[Collected data]
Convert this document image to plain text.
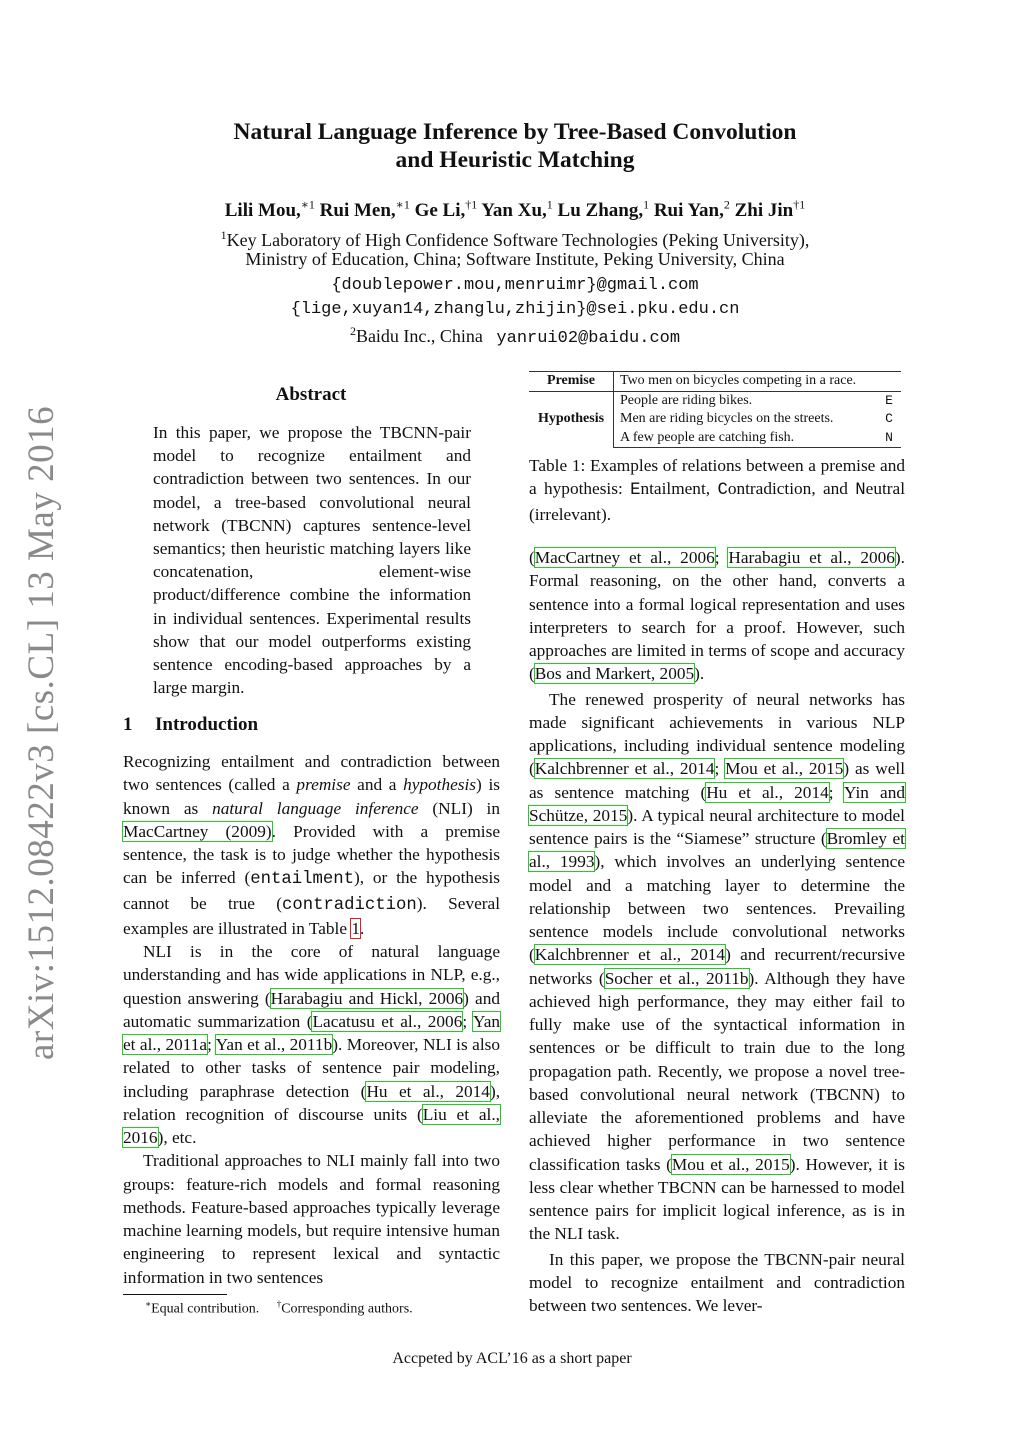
arXiv:1512.08422v3 [cs.CL] 13 May 2016
Natural Language Inference by Tree-Based Convolution
and Heuristic Matching
Lili Mou,$^{∗1}$ Rui Men,$^{∗1}$ Ge Li,$^{\dagger 1}$ Yan Xu,$^1$ Lu Zhang,$^1$ Rui Yan,$^2$ Zhi Jin$^{\dagger 1}$
$^1$Key Laboratory of High Confidence Software Technologies (Peking University),
Ministry of Education, China; Software Institute, Peking University, China
{doublepower.mou,menruimr}@gmail.com
{lige,xuyan14,zhanglu,zhijin}@sei.pku.edu.cn
$^2$Baidu Inc., China yanrui02@baidu.com
Abstract
In this paper, we propose the TBCNN-pair model to recognize entailment and contradiction between two sentences. In our model, a tree-based convolutional neural network (TBCNN) captures sentence-level semantics; then heuristic matching layers like concatenation, element-wise product/difference combine the information in individual sentences. Experimental results show that our model outperforms existing sentence encoding-based approaches by a large margin.
1 Introduction

Recognizing entailment and contradiction between two sentences (called a premise and a hypothesis) is known as natural language inference (NLI) in MacCartney (2009). Provided with a premise sentence, the task is to judge whether the hypothesis can be inferred (entailment), or the hypothesis cannot be true (contradiction). Several examples are illustrated in Table 1.

NLI is in the core of natural language understanding and has wide applications in NLP, e.g., question answering (Harabagiu and Hickl, 2006) and automatic summarization (Lacatusu et al., 2006; Yan et al., 2011a; Yan et al., 2011b). Moreover, NLI is also related to other tasks of sentence pair modeling, including paraphrase detection (Hu et al., 2014), relation recognition of discourse units (Liu et al., 2016), etc.

Traditional approaches to NLI mainly fall into two groups: feature-rich models and formal reasoning methods. Feature-based approaches typically leverage machine learning models, but require intensive human engineering to represent lexical and syntactic information in two sentences

∗Equal contribution. †Corresponding authors.
Premise	Two men on bicycles competing in a race.	
Hypothesis	People are riding bikes.	E
	Men are riding bicycles on the streets.	C
	A few people are catching fish.	N
Table 1: Examples of relations between a premise and a hypothesis: Entailment, Contradiction, and Neutral (irrelevant).

(MacCartney et al., 2006; Harabagiu et al., 2006). Formal reasoning, on the other hand, converts a sentence into a formal logical representation and uses interpreters to search for a proof. However, such approaches are limited in terms of scope and accuracy (Bos and Markert, 2005).

The renewed prosperity of neural networks has made significant achievements in various NLP applications, including individual sentence modeling (Kalchbrenner et al., 2014; Mou et al., 2015) as well as sentence matching (Hu et al., 2014; Yin and Schütze, 2015). A typical neural architecture to model sentence pairs is the “Siamese” structure (Bromley et al., 1993), which involves an underlying sentence model and a matching layer to determine the relationship between two sentences. Prevailing sentence models include convolutional networks (Kalchbrenner et al., 2014) and recurrent/recursive networks (Socher et al., 2011b). Although they have achieved high performance, they may either fail to fully make use of the syntactical information in sentences or be difficult to train due to the long propagation path. Recently, we propose a novel tree-based convolutional neural network (TBCNN) to alleviate the aforementioned problems and have achieved higher performance in two sentence classification tasks (Mou et al., 2015). However, it is less clear whether TBCNN can be harnessed to model sentence pairs for implicit logical inference, as is in the NLI task.

In this paper, we propose the TBCNN-pair neural model to recognize entailment and contradiction between two sentences. We lever-

Accpeted by ACL’16 as a short paper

* **Do this**
Copy the material above in full and exactly, skipping pictures.

* **Output of the task**
Convert this document image to plain text.
arXiv:1512.08422v3 [cs.CL] 13 May 2016
Natural Language Inference by Tree-Based Convolution
and Heuristic Matching
Lili Mou,$^{∗1}$ Rui Men,$^{∗1}$ Ge Li,$^{\dagger 1}$ Yan Xu,$^1$ Lu Zhang,$^1$ Rui Yan,$^2$ Zhi Jin$^{\dagger 1}$
$^1$Key Laboratory of High Confidence Software Technologies (Peking University),
Ministry of Education, China; Software Institute, Peking University, China
{doublepower.mou,menruimr}@gmail.com
{lige,xuyan14,zhanglu,zhijin}@sei.pku.edu.cn
$^2$Baidu Inc., China yanrui02@baidu.com
Abstract
In this paper, we propose the TBCNN-pair model to recognize entailment and contradiction between two sentences. In our model, a tree-based convolutional neural network (TBCNN) captures sentence-level semantics; then heuristic matching layers like concatenation, element-wise product/difference combine the information in individual sentences. Experimental results show that our model outperforms existing sentence encoding-based approaches by a large margin.
1 Introduction

Recognizing entailment and contradiction between two sentences (called a premise and a hypothesis) is known as natural language inference (NLI) in MacCartney (2009). Provided with a premise sentence, the task is to judge whether the hypothesis can be inferred (entailment), or the hypothesis cannot be true (contradiction). Several examples are illustrated in Table 1.

NLI is in the core of natural language understanding and has wide applications in NLP, e.g., question answering (Harabagiu and Hickl, 2006) and automatic summarization (Lacatusu et al., 2006; Yan et al., 2011a; Yan et al., 2011b). Moreover, NLI is also related to other tasks of sentence pair modeling, including paraphrase detection (Hu et al., 2014), relation recognition of discourse units (Liu et al., 2016), etc.

Traditional approaches to NLI mainly fall into two groups: feature-rich models and formal reasoning methods. Feature-based approaches typically leverage machine learning models, but require intensive human engineering to represent lexical and syntactic information in two sentences

∗Equal contribution. †Corresponding authors.
Premise	Two men on bicycles competing in a race.	
Hypothesis	People are riding bikes.	E
	Men are riding bicycles on the streets.	C
	A few people are catching fish.	N
Table 1: Examples of relations between a premise and a hypothesis: Entailment, Contradiction, and Neutral (irrelevant).

(MacCartney et al., 2006; Harabagiu et al., 2006). Formal reasoning, on the other hand, converts a sentence into a formal logical representation and uses interpreters to search for a proof. However, such approaches are limited in terms of scope and accuracy (Bos and Markert, 2005).

The renewed prosperity of neural networks has made significant achievements in various NLP applications, including individual sentence modeling (Kalchbrenner et al., 2014; Mou et al., 2015) as well as sentence matching (Hu et al., 2014; Yin and Schütze, 2015). A typical neural architecture to model sentence pairs is the “Siamese” structure (Bromley et al., 1993), which involves an underlying sentence model and a matching layer to determine the relationship between two sentences. Prevailing sentence models include convolutional networks (Kalchbrenner et al., 2014) and recurrent/recursive networks (Socher et al., 2011b). Although they have achieved high performance, they may either fail to fully make use of the syntactical information in sentences or be difficult to train due to the long propagation path. Recently, we propose a novel tree-based convolutional neural network (TBCNN) to alleviate the aforementioned problems and have achieved higher performance in two sentence classification tasks (Mou et al., 2015). However, it is less clear whether TBCNN can be harnessed to model sentence pairs for implicit logical inference, as is in the NLI task.

In this paper, we propose the TBCNN-pair neural model to recognize entailment and contradiction between two sentences. We lever-

Accpeted by ACL’16 as a short paper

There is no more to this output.